What you should do.
Pick out the lines below that include the string "Anomaly".

Data for the task.
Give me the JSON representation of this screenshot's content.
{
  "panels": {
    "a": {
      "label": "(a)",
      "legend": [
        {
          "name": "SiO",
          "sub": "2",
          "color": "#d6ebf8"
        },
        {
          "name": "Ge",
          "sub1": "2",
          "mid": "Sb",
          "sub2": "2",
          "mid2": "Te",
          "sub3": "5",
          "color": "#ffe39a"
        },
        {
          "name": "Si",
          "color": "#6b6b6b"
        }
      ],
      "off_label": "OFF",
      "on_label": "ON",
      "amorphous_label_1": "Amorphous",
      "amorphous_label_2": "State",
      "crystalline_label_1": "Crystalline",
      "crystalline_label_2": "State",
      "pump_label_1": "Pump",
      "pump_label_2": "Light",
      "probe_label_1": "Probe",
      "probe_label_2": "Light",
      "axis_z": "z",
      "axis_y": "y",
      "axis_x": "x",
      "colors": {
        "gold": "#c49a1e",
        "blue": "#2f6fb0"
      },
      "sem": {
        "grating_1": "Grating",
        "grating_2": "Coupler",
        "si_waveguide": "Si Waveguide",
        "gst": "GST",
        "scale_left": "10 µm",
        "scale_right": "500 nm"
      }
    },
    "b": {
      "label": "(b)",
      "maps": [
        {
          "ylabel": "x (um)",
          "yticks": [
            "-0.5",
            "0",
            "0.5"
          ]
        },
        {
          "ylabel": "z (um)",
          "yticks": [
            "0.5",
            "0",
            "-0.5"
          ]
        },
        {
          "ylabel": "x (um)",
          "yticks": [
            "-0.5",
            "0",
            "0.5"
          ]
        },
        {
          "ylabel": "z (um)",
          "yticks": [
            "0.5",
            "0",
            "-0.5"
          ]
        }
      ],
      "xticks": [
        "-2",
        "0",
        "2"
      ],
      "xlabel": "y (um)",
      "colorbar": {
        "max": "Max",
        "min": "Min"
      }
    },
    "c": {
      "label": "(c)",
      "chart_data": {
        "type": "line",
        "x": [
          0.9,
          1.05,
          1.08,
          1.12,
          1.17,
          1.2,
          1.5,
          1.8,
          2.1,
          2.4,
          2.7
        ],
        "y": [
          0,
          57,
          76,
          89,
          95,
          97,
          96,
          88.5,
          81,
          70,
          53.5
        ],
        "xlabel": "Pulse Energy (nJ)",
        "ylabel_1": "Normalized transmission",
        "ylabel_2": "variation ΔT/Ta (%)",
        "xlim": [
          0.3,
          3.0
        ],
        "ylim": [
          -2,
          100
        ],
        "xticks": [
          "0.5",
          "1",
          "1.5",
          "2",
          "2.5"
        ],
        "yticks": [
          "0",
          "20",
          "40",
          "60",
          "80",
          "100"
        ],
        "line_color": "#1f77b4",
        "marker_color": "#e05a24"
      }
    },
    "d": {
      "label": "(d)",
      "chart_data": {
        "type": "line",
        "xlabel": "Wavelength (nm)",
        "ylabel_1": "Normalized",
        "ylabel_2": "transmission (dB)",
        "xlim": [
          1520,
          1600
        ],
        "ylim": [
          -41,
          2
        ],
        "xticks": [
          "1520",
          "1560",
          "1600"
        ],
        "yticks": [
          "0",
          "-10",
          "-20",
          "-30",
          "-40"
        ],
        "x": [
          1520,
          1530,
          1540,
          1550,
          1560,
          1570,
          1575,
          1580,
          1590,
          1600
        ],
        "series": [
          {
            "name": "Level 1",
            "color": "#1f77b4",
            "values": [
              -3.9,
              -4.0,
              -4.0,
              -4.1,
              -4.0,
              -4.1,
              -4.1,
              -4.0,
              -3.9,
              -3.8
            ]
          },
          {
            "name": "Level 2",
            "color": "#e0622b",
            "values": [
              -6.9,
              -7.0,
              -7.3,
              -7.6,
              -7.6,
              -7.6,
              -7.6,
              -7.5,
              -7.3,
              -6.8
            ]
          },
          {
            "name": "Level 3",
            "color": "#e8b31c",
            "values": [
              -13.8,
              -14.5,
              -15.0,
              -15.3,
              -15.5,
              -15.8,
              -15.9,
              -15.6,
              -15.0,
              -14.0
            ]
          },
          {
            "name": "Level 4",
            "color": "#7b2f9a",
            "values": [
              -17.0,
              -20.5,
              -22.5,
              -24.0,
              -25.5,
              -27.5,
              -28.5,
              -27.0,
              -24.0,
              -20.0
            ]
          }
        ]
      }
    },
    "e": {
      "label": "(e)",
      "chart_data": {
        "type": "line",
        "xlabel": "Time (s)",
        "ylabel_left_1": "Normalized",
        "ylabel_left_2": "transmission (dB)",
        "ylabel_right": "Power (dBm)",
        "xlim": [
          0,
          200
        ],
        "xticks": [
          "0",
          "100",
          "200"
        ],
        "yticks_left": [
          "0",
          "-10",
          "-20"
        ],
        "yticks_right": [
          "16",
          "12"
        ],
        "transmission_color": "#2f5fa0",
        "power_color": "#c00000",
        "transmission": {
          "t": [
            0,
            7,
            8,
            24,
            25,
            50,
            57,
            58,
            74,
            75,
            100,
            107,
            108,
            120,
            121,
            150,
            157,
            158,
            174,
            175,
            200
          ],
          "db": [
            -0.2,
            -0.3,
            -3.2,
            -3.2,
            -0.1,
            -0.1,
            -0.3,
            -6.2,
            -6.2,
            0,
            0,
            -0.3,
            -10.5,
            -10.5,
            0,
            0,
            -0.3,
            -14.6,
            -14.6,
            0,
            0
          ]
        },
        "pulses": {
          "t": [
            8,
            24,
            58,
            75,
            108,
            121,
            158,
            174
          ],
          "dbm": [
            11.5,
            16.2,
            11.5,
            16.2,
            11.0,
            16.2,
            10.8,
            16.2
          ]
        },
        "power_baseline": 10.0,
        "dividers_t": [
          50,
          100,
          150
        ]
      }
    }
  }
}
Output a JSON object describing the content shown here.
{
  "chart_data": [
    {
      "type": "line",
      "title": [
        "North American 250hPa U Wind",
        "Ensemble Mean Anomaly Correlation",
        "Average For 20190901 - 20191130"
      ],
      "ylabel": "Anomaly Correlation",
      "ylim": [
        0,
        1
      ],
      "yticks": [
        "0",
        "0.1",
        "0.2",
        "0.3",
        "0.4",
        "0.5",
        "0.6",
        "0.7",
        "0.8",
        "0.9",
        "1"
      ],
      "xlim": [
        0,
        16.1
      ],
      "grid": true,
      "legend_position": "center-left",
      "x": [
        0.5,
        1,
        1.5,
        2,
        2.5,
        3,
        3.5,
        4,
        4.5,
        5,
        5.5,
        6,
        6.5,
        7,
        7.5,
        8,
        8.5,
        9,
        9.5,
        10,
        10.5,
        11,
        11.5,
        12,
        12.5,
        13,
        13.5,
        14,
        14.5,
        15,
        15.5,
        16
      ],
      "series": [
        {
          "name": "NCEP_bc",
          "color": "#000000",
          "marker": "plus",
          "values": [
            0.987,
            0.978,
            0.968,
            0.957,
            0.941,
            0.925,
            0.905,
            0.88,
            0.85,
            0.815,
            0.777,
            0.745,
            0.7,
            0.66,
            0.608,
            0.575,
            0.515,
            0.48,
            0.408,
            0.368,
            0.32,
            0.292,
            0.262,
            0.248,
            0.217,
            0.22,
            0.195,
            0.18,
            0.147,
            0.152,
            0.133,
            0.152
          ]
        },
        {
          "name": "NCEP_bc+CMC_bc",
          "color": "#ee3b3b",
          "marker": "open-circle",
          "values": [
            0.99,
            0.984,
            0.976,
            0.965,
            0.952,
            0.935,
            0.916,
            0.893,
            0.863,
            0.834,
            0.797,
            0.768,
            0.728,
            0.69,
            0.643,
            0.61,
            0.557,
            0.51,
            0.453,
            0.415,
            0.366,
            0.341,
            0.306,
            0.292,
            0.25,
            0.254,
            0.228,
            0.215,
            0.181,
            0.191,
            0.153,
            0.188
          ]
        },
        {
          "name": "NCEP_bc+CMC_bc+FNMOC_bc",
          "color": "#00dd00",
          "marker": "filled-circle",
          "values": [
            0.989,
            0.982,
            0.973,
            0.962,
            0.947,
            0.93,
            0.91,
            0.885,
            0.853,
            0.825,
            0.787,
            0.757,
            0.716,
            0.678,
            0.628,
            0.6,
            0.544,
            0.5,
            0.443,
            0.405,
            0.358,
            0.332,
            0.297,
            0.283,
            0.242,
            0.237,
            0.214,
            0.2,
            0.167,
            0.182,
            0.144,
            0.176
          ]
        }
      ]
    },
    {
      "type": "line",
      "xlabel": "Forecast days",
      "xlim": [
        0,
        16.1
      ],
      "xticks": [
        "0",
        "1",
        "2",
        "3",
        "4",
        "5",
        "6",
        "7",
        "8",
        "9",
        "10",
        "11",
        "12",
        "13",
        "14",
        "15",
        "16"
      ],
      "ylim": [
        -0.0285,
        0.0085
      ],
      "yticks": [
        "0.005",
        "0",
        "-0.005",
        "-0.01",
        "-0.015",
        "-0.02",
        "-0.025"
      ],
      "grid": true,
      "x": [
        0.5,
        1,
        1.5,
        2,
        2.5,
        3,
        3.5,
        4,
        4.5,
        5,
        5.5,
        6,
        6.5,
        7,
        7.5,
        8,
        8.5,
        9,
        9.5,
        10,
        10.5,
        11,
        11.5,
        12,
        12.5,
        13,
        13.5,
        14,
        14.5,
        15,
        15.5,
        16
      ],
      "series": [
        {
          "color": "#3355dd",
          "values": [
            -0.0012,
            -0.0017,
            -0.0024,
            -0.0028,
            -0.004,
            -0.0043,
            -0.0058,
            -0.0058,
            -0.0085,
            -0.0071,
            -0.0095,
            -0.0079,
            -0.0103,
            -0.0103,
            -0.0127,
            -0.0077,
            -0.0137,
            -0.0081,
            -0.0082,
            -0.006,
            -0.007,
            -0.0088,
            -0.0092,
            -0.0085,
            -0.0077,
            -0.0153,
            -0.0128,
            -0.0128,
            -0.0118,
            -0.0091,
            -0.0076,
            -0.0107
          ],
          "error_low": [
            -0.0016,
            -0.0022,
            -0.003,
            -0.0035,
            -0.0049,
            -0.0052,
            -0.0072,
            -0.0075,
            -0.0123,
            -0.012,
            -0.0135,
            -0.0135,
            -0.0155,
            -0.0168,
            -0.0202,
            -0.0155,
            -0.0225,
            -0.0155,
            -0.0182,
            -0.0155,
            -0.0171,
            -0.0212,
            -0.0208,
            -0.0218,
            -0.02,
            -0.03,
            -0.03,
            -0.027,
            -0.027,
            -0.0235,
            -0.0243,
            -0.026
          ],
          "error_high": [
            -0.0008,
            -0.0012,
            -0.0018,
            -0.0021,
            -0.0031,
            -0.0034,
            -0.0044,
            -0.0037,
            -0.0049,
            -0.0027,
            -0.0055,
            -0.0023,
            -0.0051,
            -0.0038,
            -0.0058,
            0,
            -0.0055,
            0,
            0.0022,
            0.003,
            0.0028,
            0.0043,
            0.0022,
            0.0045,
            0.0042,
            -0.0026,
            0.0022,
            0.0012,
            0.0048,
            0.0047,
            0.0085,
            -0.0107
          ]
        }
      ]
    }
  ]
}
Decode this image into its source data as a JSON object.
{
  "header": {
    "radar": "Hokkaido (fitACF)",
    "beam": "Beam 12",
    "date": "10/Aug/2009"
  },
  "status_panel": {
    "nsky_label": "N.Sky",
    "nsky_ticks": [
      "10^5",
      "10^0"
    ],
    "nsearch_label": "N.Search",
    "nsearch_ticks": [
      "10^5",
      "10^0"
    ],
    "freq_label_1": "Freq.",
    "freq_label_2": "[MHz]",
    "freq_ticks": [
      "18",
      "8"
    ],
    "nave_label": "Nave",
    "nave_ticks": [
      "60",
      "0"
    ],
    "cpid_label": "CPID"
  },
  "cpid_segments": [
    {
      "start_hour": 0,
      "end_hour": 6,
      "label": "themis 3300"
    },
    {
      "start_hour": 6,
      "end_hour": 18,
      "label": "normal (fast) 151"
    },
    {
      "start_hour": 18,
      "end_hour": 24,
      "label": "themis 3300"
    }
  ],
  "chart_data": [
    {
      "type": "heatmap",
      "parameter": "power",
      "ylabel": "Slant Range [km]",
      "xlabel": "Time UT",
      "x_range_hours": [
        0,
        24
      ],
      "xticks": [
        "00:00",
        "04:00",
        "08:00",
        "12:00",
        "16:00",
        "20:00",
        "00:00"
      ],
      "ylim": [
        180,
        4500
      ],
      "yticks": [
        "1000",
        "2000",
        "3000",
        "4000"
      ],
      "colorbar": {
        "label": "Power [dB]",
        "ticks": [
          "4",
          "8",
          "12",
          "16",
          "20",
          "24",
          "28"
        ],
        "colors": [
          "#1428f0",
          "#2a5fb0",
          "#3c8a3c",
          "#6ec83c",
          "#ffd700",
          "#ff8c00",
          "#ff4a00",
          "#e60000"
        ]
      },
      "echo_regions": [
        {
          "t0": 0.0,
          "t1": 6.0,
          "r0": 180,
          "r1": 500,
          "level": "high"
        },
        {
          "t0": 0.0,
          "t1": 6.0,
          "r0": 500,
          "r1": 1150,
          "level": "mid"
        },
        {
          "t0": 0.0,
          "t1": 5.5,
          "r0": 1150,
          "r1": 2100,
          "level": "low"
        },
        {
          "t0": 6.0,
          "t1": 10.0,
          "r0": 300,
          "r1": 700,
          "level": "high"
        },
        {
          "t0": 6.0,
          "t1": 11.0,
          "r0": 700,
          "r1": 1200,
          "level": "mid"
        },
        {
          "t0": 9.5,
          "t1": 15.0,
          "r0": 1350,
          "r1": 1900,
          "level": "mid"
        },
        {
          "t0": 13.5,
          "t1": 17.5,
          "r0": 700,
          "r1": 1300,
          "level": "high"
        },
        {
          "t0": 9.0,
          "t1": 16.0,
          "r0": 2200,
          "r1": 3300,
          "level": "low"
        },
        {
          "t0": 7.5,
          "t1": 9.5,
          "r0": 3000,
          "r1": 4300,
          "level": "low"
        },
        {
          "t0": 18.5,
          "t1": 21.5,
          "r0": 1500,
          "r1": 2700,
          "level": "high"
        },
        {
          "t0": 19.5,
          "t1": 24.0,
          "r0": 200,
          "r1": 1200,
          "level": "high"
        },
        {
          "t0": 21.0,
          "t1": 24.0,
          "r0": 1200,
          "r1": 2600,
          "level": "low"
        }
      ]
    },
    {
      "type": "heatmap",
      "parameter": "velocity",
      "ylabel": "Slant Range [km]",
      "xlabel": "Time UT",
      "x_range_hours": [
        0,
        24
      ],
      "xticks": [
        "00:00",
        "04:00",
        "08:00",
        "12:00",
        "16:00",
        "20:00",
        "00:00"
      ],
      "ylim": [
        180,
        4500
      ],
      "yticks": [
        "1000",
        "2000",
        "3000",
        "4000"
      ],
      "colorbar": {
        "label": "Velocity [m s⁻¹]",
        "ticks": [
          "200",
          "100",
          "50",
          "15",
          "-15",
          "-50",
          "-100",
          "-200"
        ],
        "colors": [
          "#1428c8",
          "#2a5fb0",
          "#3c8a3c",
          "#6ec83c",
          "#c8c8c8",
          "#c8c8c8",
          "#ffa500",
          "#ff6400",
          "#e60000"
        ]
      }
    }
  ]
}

Solution to the exercise.
        "Ensemble Mean Anomaly Correlation",
      "ylabel": "Anomaly Correlation",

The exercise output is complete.